■ Exercise description: Format the data from the line containing "Extract all elements" to the line containing "cancel-button[interactable]: 取消 [671, 523, 699, 535]" as a two-column CSV with the header columns input and output. Each row pairs an entry's text with its answer, and each field must be quoted, with every line break replaced by a space.

■ Records shown:
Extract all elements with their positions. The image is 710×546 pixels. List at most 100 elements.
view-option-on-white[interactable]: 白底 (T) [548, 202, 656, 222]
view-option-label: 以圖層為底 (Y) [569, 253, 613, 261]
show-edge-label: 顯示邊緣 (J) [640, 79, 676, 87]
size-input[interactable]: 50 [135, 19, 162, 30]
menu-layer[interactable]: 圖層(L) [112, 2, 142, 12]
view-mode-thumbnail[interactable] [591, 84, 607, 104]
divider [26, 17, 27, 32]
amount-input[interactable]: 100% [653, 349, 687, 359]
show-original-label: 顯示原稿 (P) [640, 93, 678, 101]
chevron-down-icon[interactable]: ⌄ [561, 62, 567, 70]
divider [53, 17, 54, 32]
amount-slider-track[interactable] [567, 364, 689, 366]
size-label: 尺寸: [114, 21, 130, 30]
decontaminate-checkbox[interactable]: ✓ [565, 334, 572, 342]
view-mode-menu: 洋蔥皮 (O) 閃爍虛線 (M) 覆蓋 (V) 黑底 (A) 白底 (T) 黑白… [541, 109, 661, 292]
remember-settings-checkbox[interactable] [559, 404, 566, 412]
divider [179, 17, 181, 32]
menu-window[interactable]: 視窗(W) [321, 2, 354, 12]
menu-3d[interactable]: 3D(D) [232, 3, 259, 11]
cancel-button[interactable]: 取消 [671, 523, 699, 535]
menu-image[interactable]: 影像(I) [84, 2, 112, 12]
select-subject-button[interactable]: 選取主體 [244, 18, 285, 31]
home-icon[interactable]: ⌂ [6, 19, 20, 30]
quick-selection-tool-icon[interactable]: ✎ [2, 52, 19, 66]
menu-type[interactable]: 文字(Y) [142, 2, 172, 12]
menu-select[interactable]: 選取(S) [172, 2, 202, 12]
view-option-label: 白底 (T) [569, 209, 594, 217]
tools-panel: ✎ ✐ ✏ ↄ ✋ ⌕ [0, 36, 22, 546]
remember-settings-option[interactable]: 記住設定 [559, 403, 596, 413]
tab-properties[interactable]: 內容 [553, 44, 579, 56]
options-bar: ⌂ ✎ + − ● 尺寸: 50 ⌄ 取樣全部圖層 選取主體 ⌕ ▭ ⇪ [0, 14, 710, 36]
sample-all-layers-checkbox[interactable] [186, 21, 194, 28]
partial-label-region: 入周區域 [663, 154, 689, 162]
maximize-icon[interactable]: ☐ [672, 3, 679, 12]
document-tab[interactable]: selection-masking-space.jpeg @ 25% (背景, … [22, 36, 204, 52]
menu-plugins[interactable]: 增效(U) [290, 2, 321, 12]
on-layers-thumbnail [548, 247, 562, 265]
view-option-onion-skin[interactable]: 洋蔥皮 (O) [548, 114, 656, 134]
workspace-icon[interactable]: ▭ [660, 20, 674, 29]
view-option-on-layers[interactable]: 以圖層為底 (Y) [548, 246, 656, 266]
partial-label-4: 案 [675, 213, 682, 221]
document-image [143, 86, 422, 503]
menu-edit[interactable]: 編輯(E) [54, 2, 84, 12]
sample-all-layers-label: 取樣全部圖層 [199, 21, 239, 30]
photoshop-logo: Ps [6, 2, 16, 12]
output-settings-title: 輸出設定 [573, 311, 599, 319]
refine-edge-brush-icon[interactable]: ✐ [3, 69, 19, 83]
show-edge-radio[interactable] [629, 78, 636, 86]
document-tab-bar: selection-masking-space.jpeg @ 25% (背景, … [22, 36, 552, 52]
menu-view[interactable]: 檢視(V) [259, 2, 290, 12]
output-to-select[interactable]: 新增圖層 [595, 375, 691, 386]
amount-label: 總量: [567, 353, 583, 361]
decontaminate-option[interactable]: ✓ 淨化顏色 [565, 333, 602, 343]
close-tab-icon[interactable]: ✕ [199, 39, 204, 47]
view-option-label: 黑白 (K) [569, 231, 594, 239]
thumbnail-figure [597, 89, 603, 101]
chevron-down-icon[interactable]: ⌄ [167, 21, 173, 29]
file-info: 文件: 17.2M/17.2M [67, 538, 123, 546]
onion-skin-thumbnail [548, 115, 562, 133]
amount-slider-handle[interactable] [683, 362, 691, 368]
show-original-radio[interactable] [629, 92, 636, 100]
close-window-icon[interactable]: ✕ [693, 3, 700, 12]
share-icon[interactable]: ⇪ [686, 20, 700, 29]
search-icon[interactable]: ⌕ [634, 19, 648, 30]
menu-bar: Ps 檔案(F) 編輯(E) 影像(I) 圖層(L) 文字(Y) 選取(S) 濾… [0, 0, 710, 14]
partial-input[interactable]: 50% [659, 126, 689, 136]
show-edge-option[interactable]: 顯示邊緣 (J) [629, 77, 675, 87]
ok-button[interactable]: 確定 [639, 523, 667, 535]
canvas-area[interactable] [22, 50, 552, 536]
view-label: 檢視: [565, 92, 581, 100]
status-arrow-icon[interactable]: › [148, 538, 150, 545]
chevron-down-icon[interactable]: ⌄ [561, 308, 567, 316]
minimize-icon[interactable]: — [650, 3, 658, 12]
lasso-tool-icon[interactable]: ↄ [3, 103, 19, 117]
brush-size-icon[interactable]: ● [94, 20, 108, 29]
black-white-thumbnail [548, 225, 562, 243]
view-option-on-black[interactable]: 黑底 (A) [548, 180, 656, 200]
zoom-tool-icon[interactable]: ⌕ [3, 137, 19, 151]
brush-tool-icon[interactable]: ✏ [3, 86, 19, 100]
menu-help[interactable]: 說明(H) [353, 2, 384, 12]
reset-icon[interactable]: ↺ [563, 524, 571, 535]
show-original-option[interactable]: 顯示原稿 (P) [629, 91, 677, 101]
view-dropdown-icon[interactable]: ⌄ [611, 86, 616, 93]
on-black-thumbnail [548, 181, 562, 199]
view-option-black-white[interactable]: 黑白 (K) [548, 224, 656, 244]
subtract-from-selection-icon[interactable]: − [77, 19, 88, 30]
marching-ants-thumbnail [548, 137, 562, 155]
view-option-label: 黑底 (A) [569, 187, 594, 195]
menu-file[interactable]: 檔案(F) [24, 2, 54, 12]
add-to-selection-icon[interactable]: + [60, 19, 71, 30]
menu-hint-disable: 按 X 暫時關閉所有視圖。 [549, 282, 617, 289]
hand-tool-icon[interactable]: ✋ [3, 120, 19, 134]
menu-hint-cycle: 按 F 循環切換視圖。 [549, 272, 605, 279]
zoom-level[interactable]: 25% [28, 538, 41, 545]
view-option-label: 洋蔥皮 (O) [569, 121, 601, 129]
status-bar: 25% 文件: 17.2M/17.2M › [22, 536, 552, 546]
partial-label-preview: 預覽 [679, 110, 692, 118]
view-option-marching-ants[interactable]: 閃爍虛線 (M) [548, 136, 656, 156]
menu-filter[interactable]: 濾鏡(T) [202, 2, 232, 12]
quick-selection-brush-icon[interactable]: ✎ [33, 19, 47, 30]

==

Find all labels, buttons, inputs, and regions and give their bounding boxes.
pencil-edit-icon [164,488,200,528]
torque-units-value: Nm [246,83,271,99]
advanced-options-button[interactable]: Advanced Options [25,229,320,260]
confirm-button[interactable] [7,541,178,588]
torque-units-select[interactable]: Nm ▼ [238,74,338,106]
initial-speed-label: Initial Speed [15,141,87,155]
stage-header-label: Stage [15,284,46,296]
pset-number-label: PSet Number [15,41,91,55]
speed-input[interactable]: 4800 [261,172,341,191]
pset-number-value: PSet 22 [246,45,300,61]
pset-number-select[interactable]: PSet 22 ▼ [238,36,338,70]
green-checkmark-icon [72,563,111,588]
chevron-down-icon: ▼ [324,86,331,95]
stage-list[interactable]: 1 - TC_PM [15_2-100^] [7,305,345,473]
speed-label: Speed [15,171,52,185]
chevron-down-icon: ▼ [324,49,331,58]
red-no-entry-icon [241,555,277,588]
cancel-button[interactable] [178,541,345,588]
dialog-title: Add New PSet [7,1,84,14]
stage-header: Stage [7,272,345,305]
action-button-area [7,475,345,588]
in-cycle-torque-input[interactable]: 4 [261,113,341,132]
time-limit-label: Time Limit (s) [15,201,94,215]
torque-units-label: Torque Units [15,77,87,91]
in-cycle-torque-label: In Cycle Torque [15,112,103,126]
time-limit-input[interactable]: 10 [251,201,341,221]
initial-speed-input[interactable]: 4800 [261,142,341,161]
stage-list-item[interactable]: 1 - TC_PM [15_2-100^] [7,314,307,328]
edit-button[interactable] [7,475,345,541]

---

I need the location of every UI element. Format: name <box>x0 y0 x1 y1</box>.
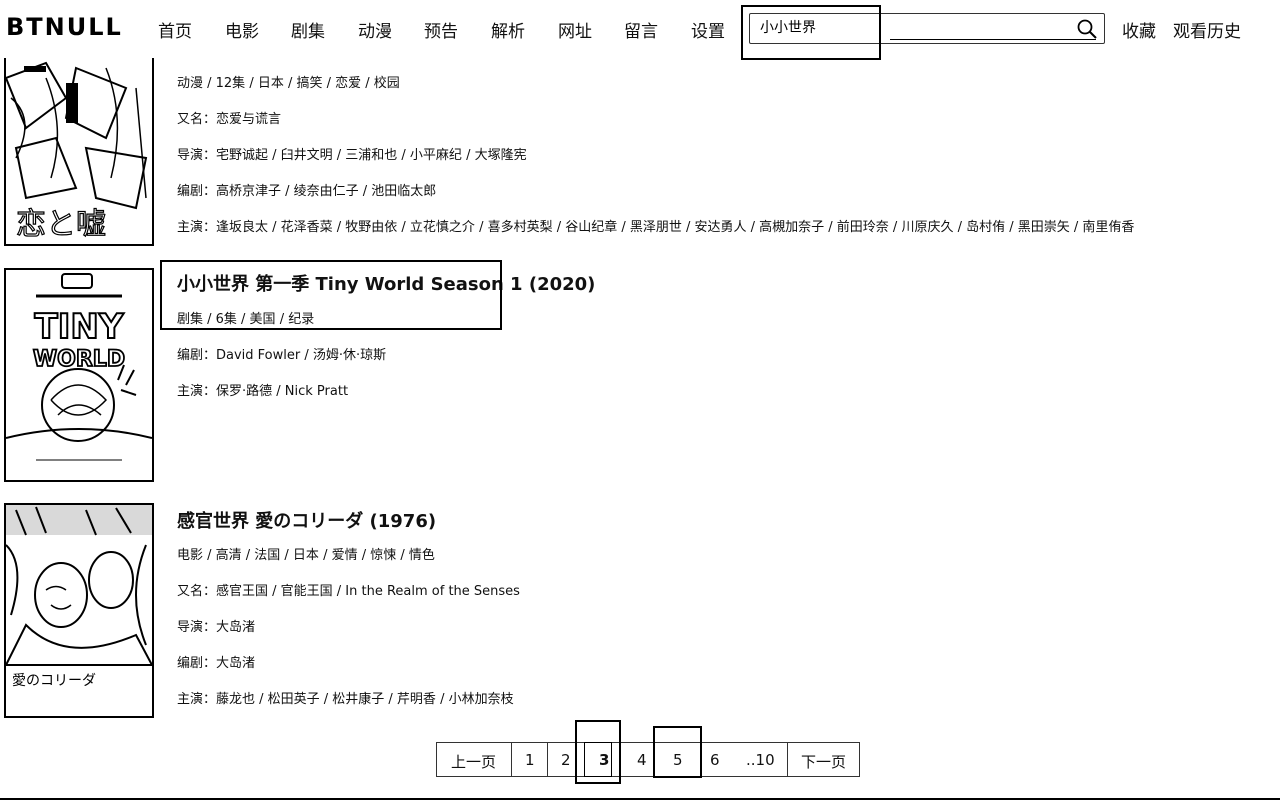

■ Final result:
input,output
"Extract all elements with their positions. The image is 710×546 pixels. List at most 100 elements.","view-option-on-white[interactable]: 白底 (T) [548, 202, 656, 222] view-option-label: 以圖層為底 (Y) [569, 253, 613, 261] show-edge-label: 顯示邊緣 (J) [640, 79, 676, 87] size-input[interactable]: 50 [135, 19, 162, 30] menu-layer[interactable]: 圖層(L) [112, 2, 142, 12] view-mode-thumbnail[interactable] [591, 84, 607, 104] divider [26, 17, 27, 32] amount-input[interactable]: 100% [653, 349, 687, 359] show-original-label: 顯示原稿 (P) [640, 93, 678, 101] chevron-down-icon[interactable]: ⌄ [561, 62, 567, 70] divider [53, 17, 54, 32] amount-slider-track[interactable] [567, 364, 689, 366] size-label: 尺寸: [114, 21, 130, 30] decontaminate-checkbox[interactable]: ✓ [565, 334, 572, 342] view-mode-menu: 洋蔥皮 (O) 閃爍虛線 (M) 覆蓋 (V) 黑底 (A) 白底 (T) 黑白… [541, 109, 661, 292] remember-settings-checkbox[interactable] [559, 404, 566, 412] divider [179, 17, 181, 32] menu-window[interactable]: 視窗(W) [321, 2, 354, 12] menu-3d[interactable]: 3D(D) [232, 3, 259, 11] cancel-button[interactable]: 取消 [671, 523, 699, 535]"